— Start of Provided records —

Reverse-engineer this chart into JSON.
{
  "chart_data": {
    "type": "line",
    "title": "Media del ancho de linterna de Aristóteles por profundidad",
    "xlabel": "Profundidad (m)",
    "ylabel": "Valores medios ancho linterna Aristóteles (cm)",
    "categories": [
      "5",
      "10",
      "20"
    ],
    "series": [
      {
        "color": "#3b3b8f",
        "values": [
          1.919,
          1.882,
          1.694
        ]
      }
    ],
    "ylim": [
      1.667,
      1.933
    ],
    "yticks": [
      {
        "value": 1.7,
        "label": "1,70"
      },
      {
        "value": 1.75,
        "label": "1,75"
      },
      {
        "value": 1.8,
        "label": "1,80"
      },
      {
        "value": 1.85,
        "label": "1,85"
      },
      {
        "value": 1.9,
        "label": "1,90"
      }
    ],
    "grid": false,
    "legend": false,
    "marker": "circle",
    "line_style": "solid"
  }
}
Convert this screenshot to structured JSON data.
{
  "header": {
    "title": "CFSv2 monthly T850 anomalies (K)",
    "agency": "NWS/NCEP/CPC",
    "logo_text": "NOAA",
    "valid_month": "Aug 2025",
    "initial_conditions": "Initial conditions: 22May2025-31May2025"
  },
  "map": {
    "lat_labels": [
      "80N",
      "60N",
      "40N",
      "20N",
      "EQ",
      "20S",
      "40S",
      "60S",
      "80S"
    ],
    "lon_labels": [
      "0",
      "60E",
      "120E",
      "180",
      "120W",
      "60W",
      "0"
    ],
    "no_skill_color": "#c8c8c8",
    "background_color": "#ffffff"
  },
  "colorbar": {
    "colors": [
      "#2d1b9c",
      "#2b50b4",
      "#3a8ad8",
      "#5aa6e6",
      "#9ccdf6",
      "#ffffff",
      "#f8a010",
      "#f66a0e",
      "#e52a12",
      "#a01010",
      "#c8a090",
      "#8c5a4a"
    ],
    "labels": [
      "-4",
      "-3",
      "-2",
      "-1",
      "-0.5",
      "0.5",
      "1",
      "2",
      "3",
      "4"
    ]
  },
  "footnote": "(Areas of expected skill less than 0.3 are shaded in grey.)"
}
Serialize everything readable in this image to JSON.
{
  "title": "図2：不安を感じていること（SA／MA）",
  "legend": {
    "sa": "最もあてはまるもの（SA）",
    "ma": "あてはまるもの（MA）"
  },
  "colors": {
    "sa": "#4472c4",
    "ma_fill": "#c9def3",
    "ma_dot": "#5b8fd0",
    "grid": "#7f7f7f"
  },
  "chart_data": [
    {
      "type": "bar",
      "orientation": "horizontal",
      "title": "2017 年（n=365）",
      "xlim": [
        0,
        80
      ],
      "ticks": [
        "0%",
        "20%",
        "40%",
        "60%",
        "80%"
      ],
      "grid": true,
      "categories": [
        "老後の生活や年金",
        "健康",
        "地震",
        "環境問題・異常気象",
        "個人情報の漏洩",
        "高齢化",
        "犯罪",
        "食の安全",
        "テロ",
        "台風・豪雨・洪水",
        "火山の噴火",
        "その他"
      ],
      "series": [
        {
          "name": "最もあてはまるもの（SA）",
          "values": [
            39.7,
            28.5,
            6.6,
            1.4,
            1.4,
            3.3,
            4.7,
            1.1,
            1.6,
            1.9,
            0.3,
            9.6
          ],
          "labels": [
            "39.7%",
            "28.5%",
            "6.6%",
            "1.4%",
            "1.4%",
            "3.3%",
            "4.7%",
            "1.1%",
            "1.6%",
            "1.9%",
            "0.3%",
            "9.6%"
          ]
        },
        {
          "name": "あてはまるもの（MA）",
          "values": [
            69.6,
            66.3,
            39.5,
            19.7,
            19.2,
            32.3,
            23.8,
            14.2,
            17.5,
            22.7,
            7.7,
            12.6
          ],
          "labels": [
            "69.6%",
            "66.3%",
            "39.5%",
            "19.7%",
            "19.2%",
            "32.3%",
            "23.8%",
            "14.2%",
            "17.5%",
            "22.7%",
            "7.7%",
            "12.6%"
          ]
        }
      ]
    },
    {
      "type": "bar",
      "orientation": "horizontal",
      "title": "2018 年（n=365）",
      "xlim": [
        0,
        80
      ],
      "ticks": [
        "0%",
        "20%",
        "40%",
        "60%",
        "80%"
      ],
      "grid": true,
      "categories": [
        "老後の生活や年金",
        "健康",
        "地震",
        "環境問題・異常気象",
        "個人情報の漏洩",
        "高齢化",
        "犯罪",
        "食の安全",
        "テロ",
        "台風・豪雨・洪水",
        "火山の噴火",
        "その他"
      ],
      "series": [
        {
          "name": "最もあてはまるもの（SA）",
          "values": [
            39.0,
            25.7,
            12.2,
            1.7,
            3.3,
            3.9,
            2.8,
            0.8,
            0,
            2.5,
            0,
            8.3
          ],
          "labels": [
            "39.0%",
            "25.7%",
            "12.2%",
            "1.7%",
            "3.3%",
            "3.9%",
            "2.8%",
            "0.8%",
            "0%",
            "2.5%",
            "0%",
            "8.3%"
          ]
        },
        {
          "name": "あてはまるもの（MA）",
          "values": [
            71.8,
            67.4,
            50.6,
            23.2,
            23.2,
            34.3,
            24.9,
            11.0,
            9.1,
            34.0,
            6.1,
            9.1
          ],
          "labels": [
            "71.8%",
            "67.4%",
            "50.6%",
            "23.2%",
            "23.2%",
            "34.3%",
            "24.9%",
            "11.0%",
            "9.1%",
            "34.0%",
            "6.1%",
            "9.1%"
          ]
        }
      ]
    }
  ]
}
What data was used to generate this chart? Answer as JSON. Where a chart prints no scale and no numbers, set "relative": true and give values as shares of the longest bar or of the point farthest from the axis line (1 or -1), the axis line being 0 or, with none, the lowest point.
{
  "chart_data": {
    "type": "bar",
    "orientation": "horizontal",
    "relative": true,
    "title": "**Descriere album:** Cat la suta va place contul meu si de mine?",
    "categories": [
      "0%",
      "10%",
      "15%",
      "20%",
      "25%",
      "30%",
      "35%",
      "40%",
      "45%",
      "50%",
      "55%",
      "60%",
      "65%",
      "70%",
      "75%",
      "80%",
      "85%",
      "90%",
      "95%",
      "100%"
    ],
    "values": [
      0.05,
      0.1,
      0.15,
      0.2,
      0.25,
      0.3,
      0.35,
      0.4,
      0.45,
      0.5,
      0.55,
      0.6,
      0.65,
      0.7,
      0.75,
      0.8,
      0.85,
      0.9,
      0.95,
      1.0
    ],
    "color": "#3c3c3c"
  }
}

— End of Provided records —

Your task is to reproduce all of the records exactly.

Reverse-engineer this chart into JSON.
{
  "chart_data": {
    "type": "line",
    "title": "Media del ancho de linterna de Aristóteles por profundidad",
    "xlabel": "Profundidad (m)",
    "ylabel": "Valores medios ancho linterna Aristóteles (cm)",
    "categories": [
      "5",
      "10",
      "20"
    ],
    "series": [
      {
        "color": "#3b3b8f",
        "values": [
          1.919,
          1.882,
          1.694
        ]
      }
    ],
    "ylim": [
      1.667,
      1.933
    ],
    "yticks": [
      {
        "value": 1.7,
        "label": "1,70"
      },
      {
        "value": 1.75,
        "label": "1,75"
      },
      {
        "value": 1.8,
        "label": "1,80"
      },
      {
        "value": 1.85,
        "label": "1,85"
      },
      {
        "value": 1.9,
        "label": "1,90"
      }
    ],
    "grid": false,
    "legend": false,
    "marker": "circle",
    "line_style": "solid"
  }
}
Convert this screenshot to structured JSON data.
{
  "header": {
    "title": "CFSv2 monthly T850 anomalies (K)",
    "agency": "NWS/NCEP/CPC",
    "logo_text": "NOAA",
    "valid_month": "Aug 2025",
    "initial_conditions": "Initial conditions: 22May2025-31May2025"
  },
  "map": {
    "lat_labels": [
      "80N",
      "60N",
      "40N",
      "20N",
      "EQ",
      "20S",
      "40S",
      "60S",
      "80S"
    ],
    "lon_labels": [
      "0",
      "60E",
      "120E",
      "180",
      "120W",
      "60W",
      "0"
    ],
    "no_skill_color": "#c8c8c8",
    "background_color": "#ffffff"
  },
  "colorbar": {
    "colors": [
      "#2d1b9c",
      "#2b50b4",
      "#3a8ad8",
      "#5aa6e6",
      "#9ccdf6",
      "#ffffff",
      "#f8a010",
      "#f66a0e",
      "#e52a12",
      "#a01010",
      "#c8a090",
      "#8c5a4a"
    ],
    "labels": [
      "-4",
      "-3",
      "-2",
      "-1",
      "-0.5",
      "0.5",
      "1",
      "2",
      "3",
      "4"
    ]
  },
  "footnote": "(Areas of expected skill less than 0.3 are shaded in grey.)"
}
Serialize everything readable in this image to JSON.
{
  "title": "図2：不安を感じていること（SA／MA）",
  "legend": {
    "sa": "最もあてはまるもの（SA）",
    "ma": "あてはまるもの（MA）"
  },
  "colors": {
    "sa": "#4472c4",
    "ma_fill": "#c9def3",
    "ma_dot": "#5b8fd0",
    "grid": "#7f7f7f"
  },
  "chart_data": [
    {
      "type": "bar",
      "orientation": "horizontal",
      "title": "2017 年（n=365）",
      "xlim": [
        0,
        80
      ],
      "ticks": [
        "0%",
        "20%",
        "40%",
        "60%",
        "80%"
      ],
      "grid": true,
      "categories": [
        "老後の生活や年金",
        "健康",
        "地震",
        "環境問題・異常気象",
        "個人情報の漏洩",
        "高齢化",
        "犯罪",
        "食の安全",
        "テロ",
        "台風・豪雨・洪水",
        "火山の噴火",
        "その他"
      ],
      "series": [
        {
          "name": "最もあてはまるもの（SA）",
          "values": [
            39.7,
            28.5,
            6.6,
            1.4,
            1.4,
            3.3,
            4.7,
            1.1,
            1.6,
            1.9,
            0.3,
            9.6
          ],
          "labels": [
            "39.7%",
            "28.5%",
            "6.6%",
            "1.4%",
            "1.4%",
            "3.3%",
            "4.7%",
            "1.1%",
            "1.6%",
            "1.9%",
            "0.3%",
            "9.6%"
          ]
        },
        {
          "name": "あてはまるもの（MA）",
          "values": [
            69.6,
            66.3,
            39.5,
            19.7,
            19.2,
            32.3,
            23.8,
            14.2,
            17.5,
            22.7,
            7.7,
            12.6
          ],
          "labels": [
            "69.6%",
            "66.3%",
            "39.5%",
            "19.7%",
            "19.2%",
            "32.3%",
            "23.8%",
            "14.2%",
            "17.5%",
            "22.7%",
            "7.7%",
            "12.6%"
          ]
        }
      ]
    },
    {
      "type": "bar",
      "orientation": "horizontal",
      "title": "2018 年（n=365）",
      "xlim": [
        0,
        80
      ],
      "ticks": [
        "0%",
        "20%",
        "40%",
        "60%",
        "80%"
      ],
      "grid": true,
      "categories": [
        "老後の生活や年金",
        "健康",
        "地震",
        "環境問題・異常気象",
        "個人情報の漏洩",
        "高齢化",
        "犯罪",
        "食の安全",
        "テロ",
        "台風・豪雨・洪水",
        "火山の噴火",
        "その他"
      ],
      "series": [
        {
          "name": "最もあてはまるもの（SA）",
          "values": [
            39.0,
            25.7,
            12.2,
            1.7,
            3.3,
            3.9,
            2.8,
            0.8,
            0,
            2.5,
            0,
            8.3
          ],
          "labels": [
            "39.0%",
            "25.7%",
            "12.2%",
            "1.7%",
            "3.3%",
            "3.9%",
            "2.8%",
            "0.8%",
            "0%",
            "2.5%",
            "0%",
            "8.3%"
          ]
        },
        {
          "name": "あてはまるもの（MA）",
          "values": [
            71.8,
            67.4,
            50.6,
            23.2,
            23.2,
            34.3,
            24.9,
            11.0,
            9.1,
            34.0,
            6.1,
            9.1
          ],
          "labels": [
            "71.8%",
            "67.4%",
            "50.6%",
            "23.2%",
            "23.2%",
            "34.3%",
            "24.9%",
            "11.0%",
            "9.1%",
            "34.0%",
            "6.1%",
            "9.1%"
          ]
        }
      ]
    }
  ]
}
What data was used to generate this chart? Answer as JSON. Where a chart prints no scale and no numbers, set "relative": true and give values as shares of the longest bar or of the point farthest from the axis line (1 or -1), the axis line being 0 or, with none, the lowest point.
{
  "chart_data": {
    "type": "bar",
    "orientation": "horizontal",
    "relative": true,
    "title": "**Descriere album:** Cat la suta va place contul meu si de mine?",
    "categories": [
      "0%",
      "10%",
      "15%",
      "20%",
      "25%",
      "30%",
      "35%",
      "40%",
      "45%",
      "50%",
      "55%",
      "60%",
      "65%",
      "70%",
      "75%",
      "80%",
      "85%",
      "90%",
      "95%",
      "100%"
    ],
    "values": [
      0.05,
      0.1,
      0.15,
      0.2,
      0.25,
      0.3,
      0.35,
      0.4,
      0.45,
      0.5,
      0.55,
      0.6,
      0.65,
      0.7,
      0.75,
      0.8,
      0.85,
      0.9,
      0.95,
      1.0
    ],
    "color": "#3c3c3c"
  }
}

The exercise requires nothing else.